- [DESCRIPTION OF THE TASK] Find every line of the listing below where "JSON" appears, and copy it.

- [GIVEN DATA]
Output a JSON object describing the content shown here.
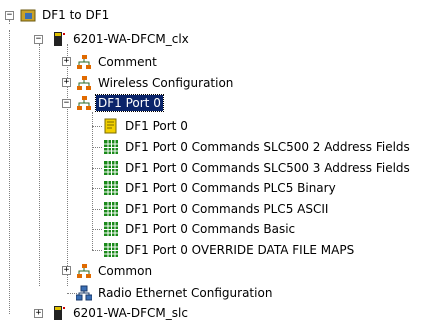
{
  "tree": {
    "root": {
      "label": "DF1 to DF1",
      "expander": "−"
    },
    "device1": {
      "label": "6201-WA-DFCM_clx",
      "expander": "−"
    },
    "comment": {
      "label": "Comment",
      "expander": "+"
    },
    "wireless": {
      "label": "Wireless Configuration",
      "expander": "+"
    },
    "port0": {
      "label": "DF1 Port 0",
      "expander": "−"
    },
    "port0_items": [
      {
        "label": "DF1 Port 0",
        "icon": "config-icon"
      },
      {
        "label": "DF1 Port 0 Commands SLC500 2 Address Fields",
        "icon": "grid-icon"
      },
      {
        "label": "DF1 Port 0 Commands SLC500 3 Address Fields",
        "icon": "grid-icon"
      },
      {
        "label": "DF1 Port 0 Commands PLC5 Binary",
        "icon": "grid-icon"
      },
      {
        "label": "DF1 Port 0 Commands PLC5 ASCII",
        "icon": "grid-icon"
      },
      {
        "label": "DF1 Port 0 Commands Basic",
        "icon": "grid-icon"
      },
      {
        "label": "DF1 Port 0 OVERRIDE DATA FILE MAPS",
        "icon": "grid-icon"
      }
    ],
    "common": {
      "label": "Common",
      "expander": "+"
    },
    "radio": {
      "label": "Radio Ethernet Configuration"
    },
    "device2": {
      "label": "6201-WA-DFCM_slc",
      "expander": "+"
    }
  },
  "colors": {
    "selection": "#0a246a",
    "grid_green": "#1a8a1a",
    "network_orange": "#e06a00"
  }
}
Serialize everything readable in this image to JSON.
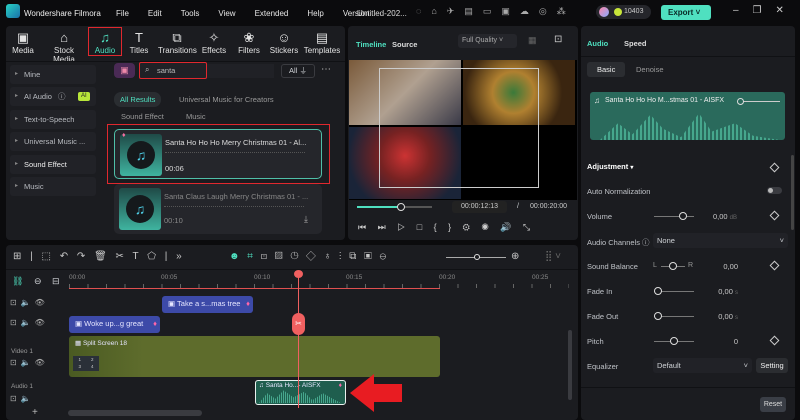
{
  "app": {
    "title": "Wondershare Filmora",
    "project": "Untitled-202...",
    "credits": "10403",
    "export": "Export"
  },
  "menu": [
    "File",
    "Edit",
    "Tools",
    "View",
    "Extended",
    "Help",
    "Version"
  ],
  "toolbar": [
    {
      "label": "Media",
      "icon": "▣"
    },
    {
      "label": "Stock Media",
      "icon": "⌂"
    },
    {
      "label": "Audio",
      "icon": "♫"
    },
    {
      "label": "Titles",
      "icon": "T"
    },
    {
      "label": "Transitions",
      "icon": "⧉"
    },
    {
      "label": "Effects",
      "icon": "✧"
    },
    {
      "label": "Filters",
      "icon": "❀"
    },
    {
      "label": "Stickers",
      "icon": "☺"
    },
    {
      "label": "Templates",
      "icon": "▤"
    }
  ],
  "sidebar": [
    "Mine",
    "AI Audio",
    "Text-to-Speech",
    "Universal Music ...",
    "Sound Effect",
    "Music"
  ],
  "ai_badge": "AI",
  "search": {
    "value": "santa",
    "filter": "All"
  },
  "filters": [
    "All Results",
    "Universal Music for Creators",
    "Sound Effect",
    "Music"
  ],
  "results": [
    {
      "title": "Santa Ho Ho Ho Merry Christmas 01 - Al...",
      "duration": "00:06"
    },
    {
      "title": "Santa Claus Laugh Merry Christmas 01 - ...",
      "duration": "00:10"
    }
  ],
  "preview": {
    "tabs": [
      "Timeline",
      "Source"
    ],
    "quality": "Full Quality",
    "current": "00:00:12:13",
    "sep": "/",
    "total": "00:00:20:00",
    "progress": 0.62
  },
  "right": {
    "tabs": [
      "Audio",
      "Speed"
    ],
    "subtabs": [
      "Basic",
      "Denoise"
    ],
    "clip": "Santa Ho Ho Ho M...stmas 01 - AISFX",
    "section": "Adjustment",
    "rows": [
      {
        "label": "Auto Normalization"
      },
      {
        "label": "Volume",
        "value": "0,00",
        "unit": "dB",
        "pos": 0.72
      },
      {
        "label": "Audio Channels",
        "select": "None"
      },
      {
        "label": "Sound Balance",
        "value": "0,00",
        "pos": 0.5,
        "l": "L",
        "r": "R"
      },
      {
        "label": "Fade In",
        "value": "0,00",
        "unit": "s",
        "pos": 0
      },
      {
        "label": "Fade Out",
        "value": "0,00",
        "unit": "s",
        "pos": 0
      },
      {
        "label": "Pitch",
        "value": "0",
        "pos": 0.5
      },
      {
        "label": "Equalizer",
        "select": "Default",
        "button": "Setting"
      }
    ],
    "reset": "Reset"
  },
  "timeline": {
    "ticks": [
      "00:00",
      "00:05",
      "00:10",
      "00:15",
      "00:20",
      "00:25"
    ],
    "tracks": [
      "Video 1",
      "Audio 1"
    ],
    "clips": {
      "title1": "Take a s...mas tree",
      "title2": "Woke up...g great",
      "video": "Split Screen 18",
      "audio": "Santa Ho...- AISFX"
    },
    "grid": [
      "1",
      "2",
      "3",
      "4"
    ],
    "playhead_seconds": 12.4
  },
  "colors": {
    "accent": "#4fe0c0",
    "highlight": "#e0282e",
    "title_clip": "#3d4aa8",
    "video_clip": "#5e6c2c",
    "audio_clip": "#1f5e4e"
  }
}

- [RESPONSE TO THIS TASK]
Output a JSON object describing the content shown here.
Serialize everything readable in this image to JSON.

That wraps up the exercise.